Your task is to locate every line holding the string "present" and to copy each of them.

Begin LISTED ENTRIES

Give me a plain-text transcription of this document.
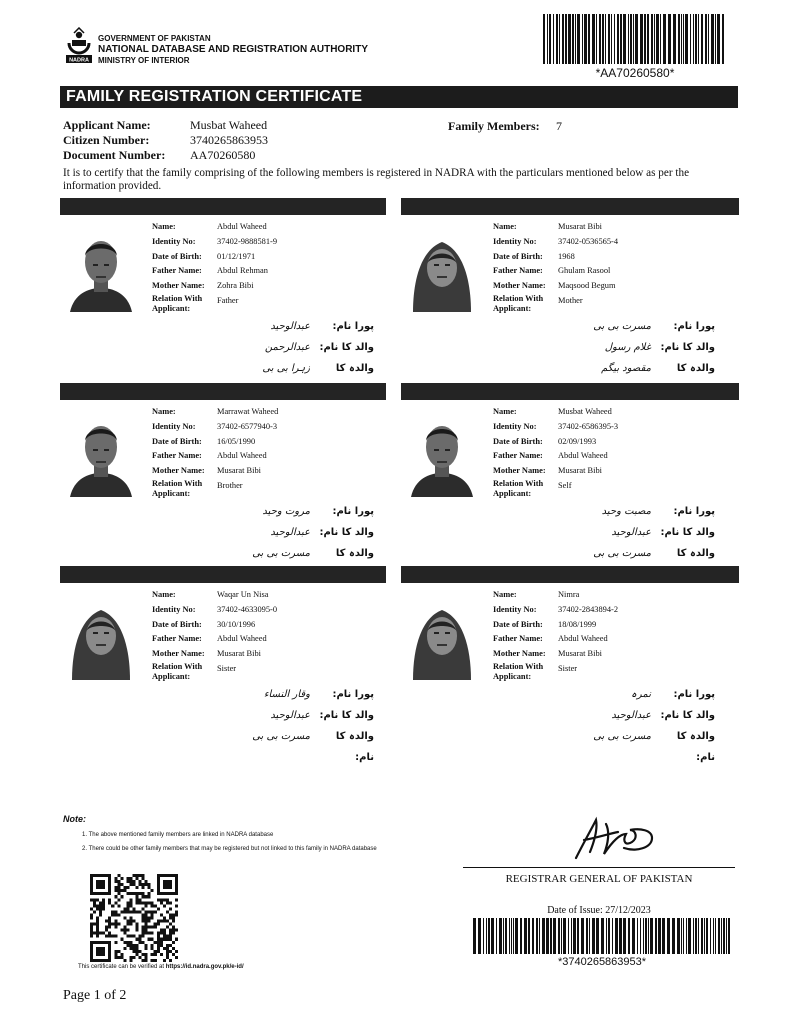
NADRA
GOVERNMENT OF PAKISTAN
NATIONAL DATABASE AND REGISTRATION AUTHORITY
MINISTRY OF INTERIOR
*AA70260580*
FAMILY REGISTRATION CERTIFICATE
Applicant Name:
Citizen Number:
Document Number:
Musbat Waheed
3740265863953
AA70260580
Family Members: 7
It is to certify that the family comprising of the following members is registered in NADRA with the particulars mentioned below as per the information provided.
Name:
Identity No:
Date of Birth:
Father Name:
Mother Name:
Relation With
Applicant:
Abdul Waheed
37402-9888581-9
01/12/1971
Abdul Rehman
Zohra Bibi
Father
پورا نام:
والد کا نام:
والدہ کا
عبدالوحید
عبدالرحمن
زہرا بی بی
Name:
Identity No:
Date of Birth:
Father Name:
Mother Name:
Relation With
Applicant:
Musarat Bibi
37402-0536565-4
1968
Ghulam Rasool
Maqsood Begum
Mother
پورا نام:
والد کا نام:
والدہ کا
مسرت بی بی
غلام رسول
مقصود بیگم
Name:
Identity No:
Date of Birth:
Father Name:
Mother Name:
Relation With
Applicant:
Marrawat Waheed
37402-6577940-3
16/05/1990
Abdul Waheed
Musarat Bibi
Brother
پورا نام:
والد کا نام:
والدہ کا
مروت وحید
عبدالوحید
مسرت بی بی
Name:
Identity No:
Date of Birth:
Father Name:
Mother Name:
Relation With
Applicant:
Musbat Waheed
37402-6586395-3
02/09/1993
Abdul Waheed
Musarat Bibi
Self
پورا نام:
والد کا نام:
والدہ کا
مصبت وحید
عبدالوحید
مسرت بی بی
Name:
Identity No:
Date of Birth:
Father Name:
Mother Name:
Relation With
Applicant:
Waqar Un Nisa
37402-4633095-0
30/10/1996
Abdul Waheed
Musarat Bibi
Sister
پورا نام:
والد کا نام:
والدہ کا نام:
وقار النساء
عبدالوحید
مسرت بی بی
Name:
Identity No:
Date of Birth:
Father Name:
Mother Name:
Relation With
Applicant:
Nimra
37402-2843894-2
18/08/1999
Abdul Waheed
Musarat Bibi
Sister
پورا نام:
والد کا نام:
والدہ کا نام:
نمرہ
عبدالوحید
مسرت بی بی
Note:
1. The above mentioned family members are linked in NADRA database
2. There could be other family members that may be registered but not linked to this family in NADRA database
REGISTRAR GENERAL OF PAKISTAN
Date of Issue: 27/12/2023
*3740265863953*
This certificate can be verified at https://id.nadra.gov.pk/e-id/
Page 1 of 2
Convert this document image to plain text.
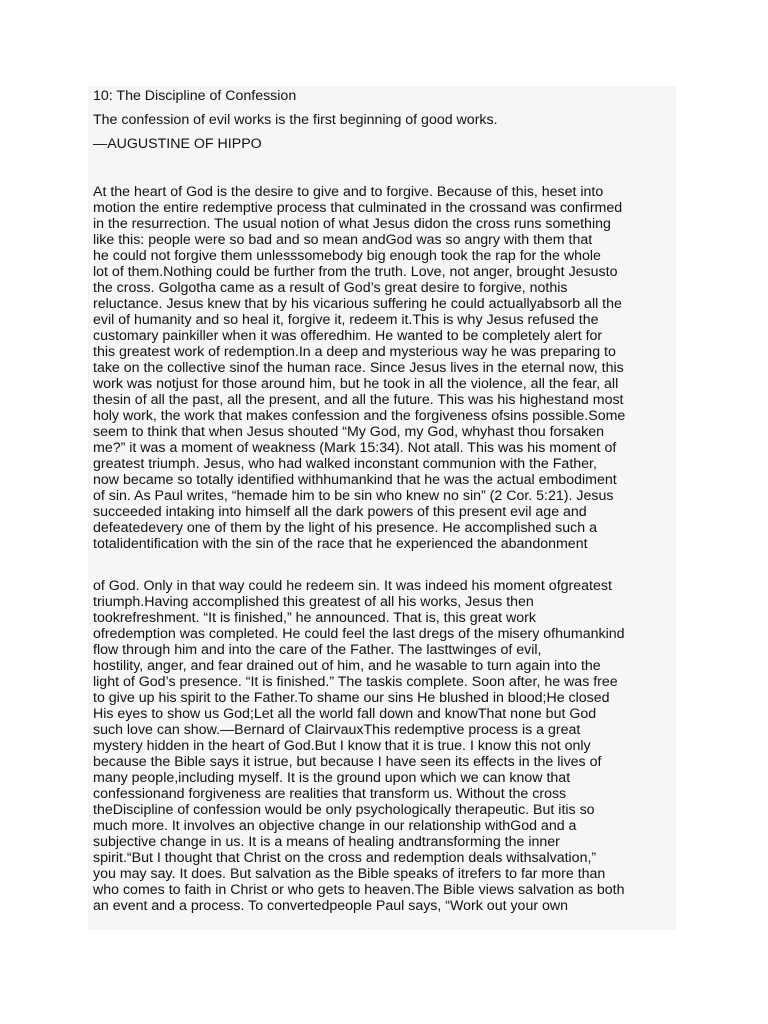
10: The Discipline of Confession

The confession of evil works is the first beginning of good works.

—AUGUSTINE OF HIPPO

At the heart of God is the desire to give and to forgive. Because of this, heset into

motion the entire redemptive process that culminated in the crossand was confirmed

in the resurrection. The usual notion of what Jesus didon the cross runs something

like this: people were so bad and so mean andGod was so angry with them that

he could not forgive them unlesssomebody big enough took the rap for the whole

lot of them.Nothing could be further from the truth. Love, not anger, brought Jesusto

the cross. Golgotha came as a result of God’s great desire to forgive, nothis

reluctance. Jesus knew that by his vicarious suffering he could actuallyabsorb all the

evil of humanity and so heal it, forgive it, redeem it.This is why Jesus refused the

customary painkiller when it was offeredhim. He wanted to be completely alert for

this greatest work of redemption.In a deep and mysterious way he was preparing to

take on the collective sinof the human race. Since Jesus lives in the eternal now, this

work was notjust for those around him, but he took in all the violence, all the fear, all

thesin of all the past, all the present, and all the future. This was his highestand most

holy work, the work that makes confession and the forgiveness ofsins possible.Some

seem to think that when Jesus shouted “My God, my God, whyhast thou forsaken

me?” it was a moment of weakness (Mark 15:34). Not atall. This was his moment of

greatest triumph. Jesus, who had walked inconstant communion with the Father,

now became so totally identified withhumankind that he was the actual embodiment

of sin. As Paul writes, “hemade him to be sin who knew no sin” (2 Cor. 5:21). Jesus

succeeded intaking into himself all the dark powers of this present evil age and

defeatedevery one of them by the light of his presence. He accomplished such a

totalidentification with the sin of the race that he experienced the abandonment

of God. Only in that way could he redeem sin. It was indeed his moment ofgreatest

triumph.Having accomplished this greatest of all his works, Jesus then

tookrefreshment. “It is finished,” he announced. That is, this great work

ofredemption was completed. He could feel the last dregs of the misery ofhumankind

flow through him and into the care of the Father. The lasttwinges of evil,

hostility, anger, and fear drained out of him, and he wasable to turn again into the

light of God’s presence. “It is finished.” The taskis complete. Soon after, he was free

to give up his spirit to the Father.To shame our sins He blushed in blood;He closed

His eyes to show us God;Let all the world fall down and knowThat none but God

such love can show.—Bernard of ClairvauxThis redemptive process is a great

mystery hidden in the heart of God.But I know that it is true. I know this not only

because the Bible says it istrue, but because I have seen its effects in the lives of

many people,including myself. It is the ground upon which we can know that

confessionand forgiveness are realities that transform us. Without the cross

theDiscipline of confession would be only psychologically therapeutic. But itis so

much more. It involves an objective change in our relationship withGod and a

subjective change in us. It is a means of healing andtransforming the inner

spirit.“But I thought that Christ on the cross and redemption deals withsalvation,”

you may say. It does. But salvation as the Bible speaks of itrefers to far more than

who comes to faith in Christ or who gets to heaven.The Bible views salvation as both

an event and a process. To convertedpeople Paul says, “Work out your own
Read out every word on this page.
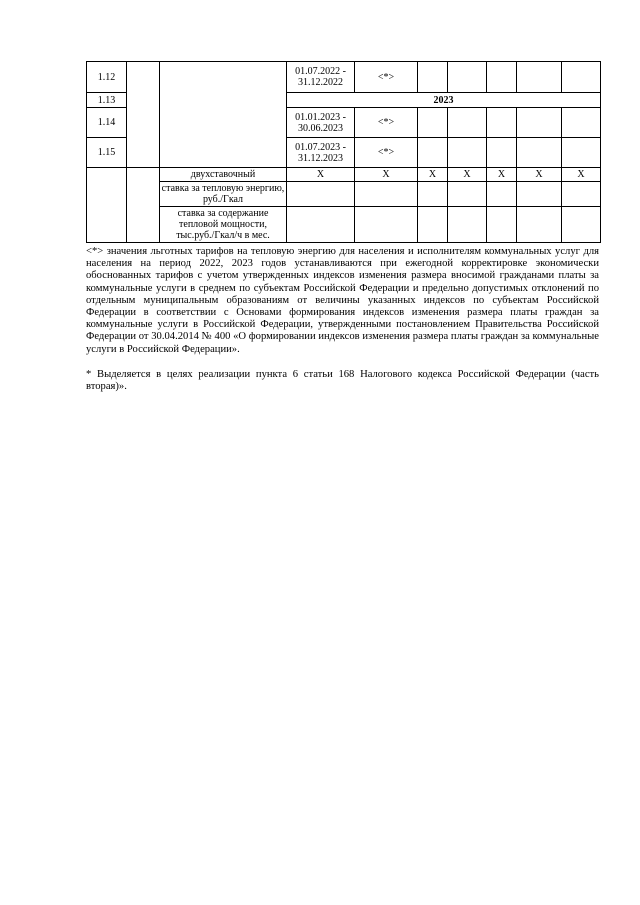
1.12			01.07.2022 - 31.12.2022	<*>					
1.13			2023						
1.14			01.01.2023 - 30.06.2023	<*>					
1.15			01.07.2023 - 31.12.2023	<*>					
		двухставочный	Х	Х	Х	Х	Х	Х	Х
		ставка за тепловую энергию, руб./Гкал							
		ставка за содержание тепловой мощности, тыс.руб./Гкал/ч в мес.							

<*> значения льготных тарифов на тепловую энергию для населения и исполнителям коммунальных услуг для населения на период 2022, 2023 годов устанавливаются при ежегодной корректировке экономически обоснованных тарифов с учетом утвержденных индексов изменения размера вносимой гражданами платы за коммунальные услуги в среднем по субъектам Российской Федерации и предельно допустимых отклонений по отдельным муниципальным образованиям от величины указанных индексов по субъектам Российской Федерации в соответствии с Основами формирования индексов изменения размера платы граждан за коммунальные услуги в Российской Федерации, утвержденными постановлением Правительства Российской Федерации от 30.04.2014 № 400 «О формировании индексов изменения размера платы граждан за коммунальные услуги в Российской Федерации».

* Выделяется в целях реализации пункта 6 статьи 168 Налогового кодекса Российской Федерации (часть вторая)».
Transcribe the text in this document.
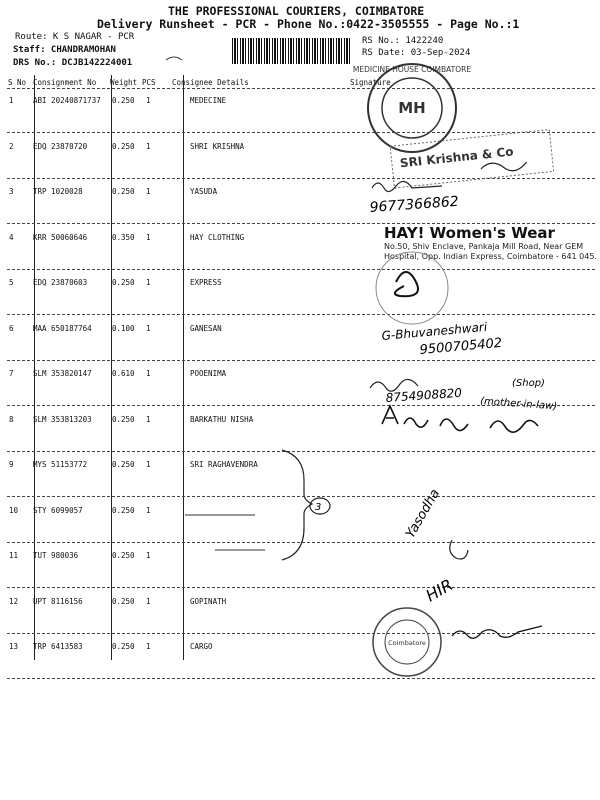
THE PROFESSIONAL COURIERS, COIMBATORE
Delivery Runsheet - PCR - Phone No.:0422-3505555 - Page No.:1
Route: K S NAGAR - PCR
Staff: CHANDRAMOHAN
DRS No.: DCJB142224001
RS No.: 1422240
RS Date: 03-Sep-2024
S No Consignment No Weight PCS Consignee Details	Signature
1	ABI 20240871737 0.250 1	MEDECINE
2	EDQ 23870720	0.250 1	SHRI KRISHNA
3	TRP 1020028	0.250 1	YASUDA
4	KRR 50060646	0.350 1	HAY CLOTHING
5	EDQ 23870603	0.250 1	EXPRESS
6	MAA 650187764	0.100 1	GANESAN
7	SLM 353820147	0.610 1	POOENIMA
8	SLM 353813203	0.250 1	BARKATHU NISHA
9	MYS 51153772	0.250 1	SRI RAGHAVENDRA
10 STY 6099057	0.250 1
11 TUT 980036	0.250 1
12 UPT 8116156	0.250 1	GOPINATH
13 TRP 6413583	0.250 1	CARGO
MH
MEDICINE HOUSE COIMBATORE
SRI Krishna & Co
9677366862
HAY! Women's Wear
No.50, Shiv Enclave, Pankaja Mill Road, Near GEM Hospital, Opp. Indian Express, Coimbatore - 641 045.
G-Bhuvaneshwari
9500705402
8754908820
(Shop)
(mother-in-law)
3	Yasodha
HIR
Coimbatore
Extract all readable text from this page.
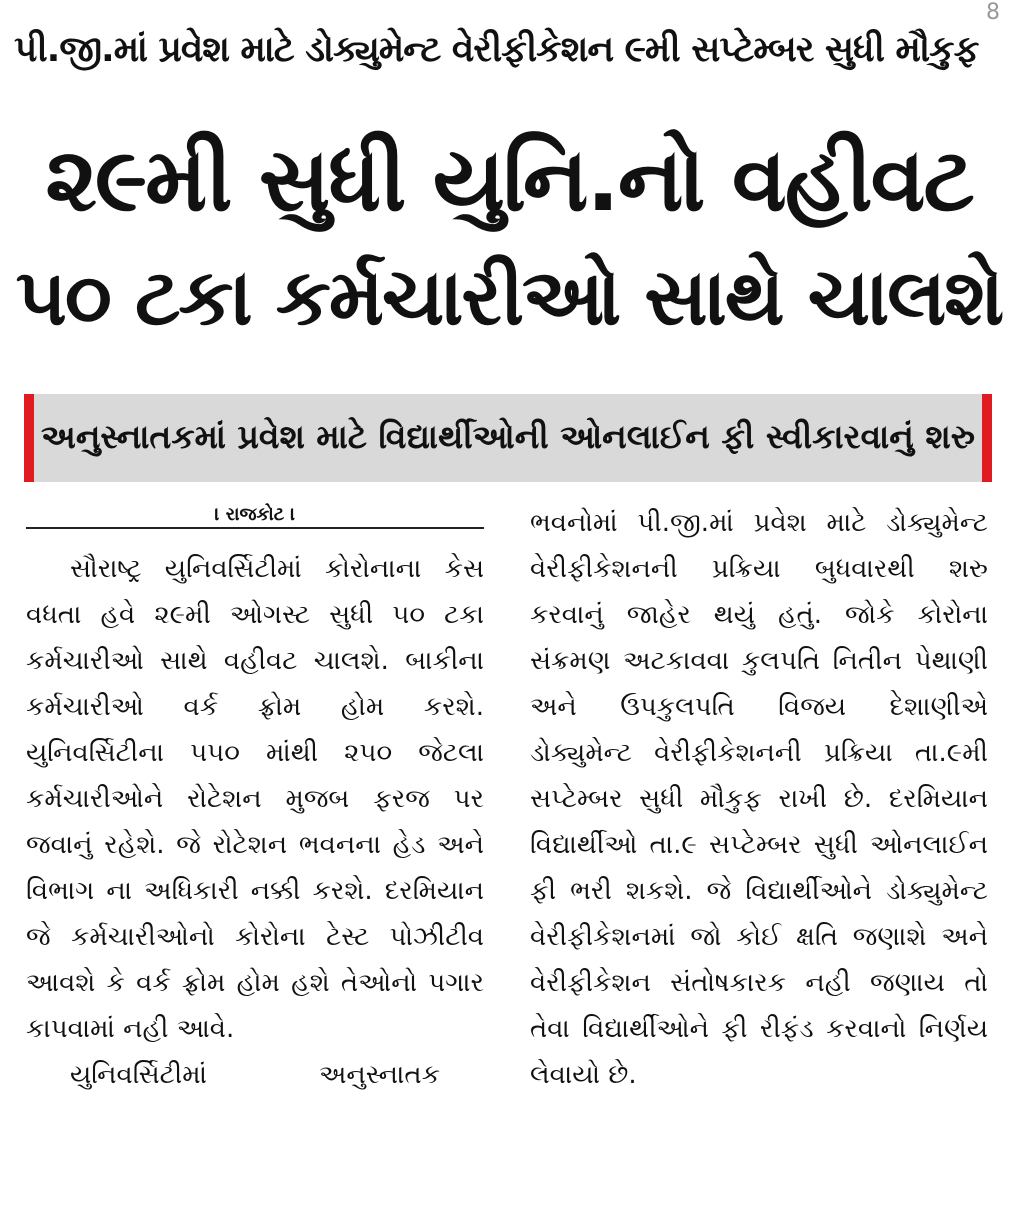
8
પી.જી.માં પ્રવેશ માટે ડોક્યુમેન્ટ વેરીફીકેશન ૯મી સપ્ટેમ્બર સુધી મૌકુફ
૨૯મી સુધી યુનિ.નો વહીવટ
૫૦ ટકા કર્મચારીઓ સાથે ચાલશે
અનુસ્નાતકમાં પ્રવેશ માટે વિદ્યાર્થીઓની ઓનલાઈન ફી સ્વીકારવાનું શરુ
। રાજકોટ ।

સૌરાષ્ટ્ર યુનિવર્સિટીમાં કોરોનાના કેસ વધતા હવે ૨૯મી ઓગસ્ટ સુધી ૫૦ ટકા કર્મચારીઓ સાથે વહીવટ ચાલશે. બાકીના કર્મચારીઓ વર્ક ફ્રોમ હોમ કરશે. યુનિવર્સિટીના ૫૫૦ માંથી ૨૫૦ જેટલા કર્મચારીઓને રોટેશન મુજબ ફરજ પર જવાનું રહેશે. જે રોટેશન ભવનના હેડ અને વિભાગ ના અધિકારી નક્કી કરશે. દરમિયાન જે કર્મચારીઓનો કોરોના ટેસ્ટ પોઝીટીવ આવશે કે વર્ક ફ્રોમ હોમ હશે તેઓનો પગાર કાપવામાં નહી આવે.

યુનિવર્સિટીમાં	અનુસ્નાતક

ભવનોમાં પી.જી.માં પ્રવેશ માટે ડોક્યુમેન્ટ વેરીફીકેશનની પ્રક્રિયા બુધવારથી શરુ કરવાનું જાહેર થયું હતું. જોકે કોરોના સંક્રમણ અટકાવવા કુલપતિ નિતીન પેથાણી અને ઉપકુલપતિ વિજય દેશાણીએ ડોક્યુમેન્ટ વેરીફીકેશનની પ્રક્રિયા તા.૯મી સપ્ટેમ્બર સુધી મૌકુફ રાખી છે. દરમિયાન વિદ્યાર્થીઓ તા.૯ સપ્ટેમ્બર સુધી ઓનલાઈન ફી ભરી શકશે. જે વિદ્યાર્થીઓને ડોક્યુમેન્ટ વેરીફીકેશનમાં જો કોઈ ક્ષતિ જણાશે અને વેરીફીકેશન સંતોષકારક નહી જણાય તો તેવા વિદ્યાર્થીઓને ફી રીફંડ કરવાનો નિર્ણય લેવાયો છે.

End LISTED ENTRIES

▶ _TASK ANSWER_
thesin of all the past, all the present, and all the future. This was his highestand most
succeeded intaking into himself all the dark powers of this present evil age and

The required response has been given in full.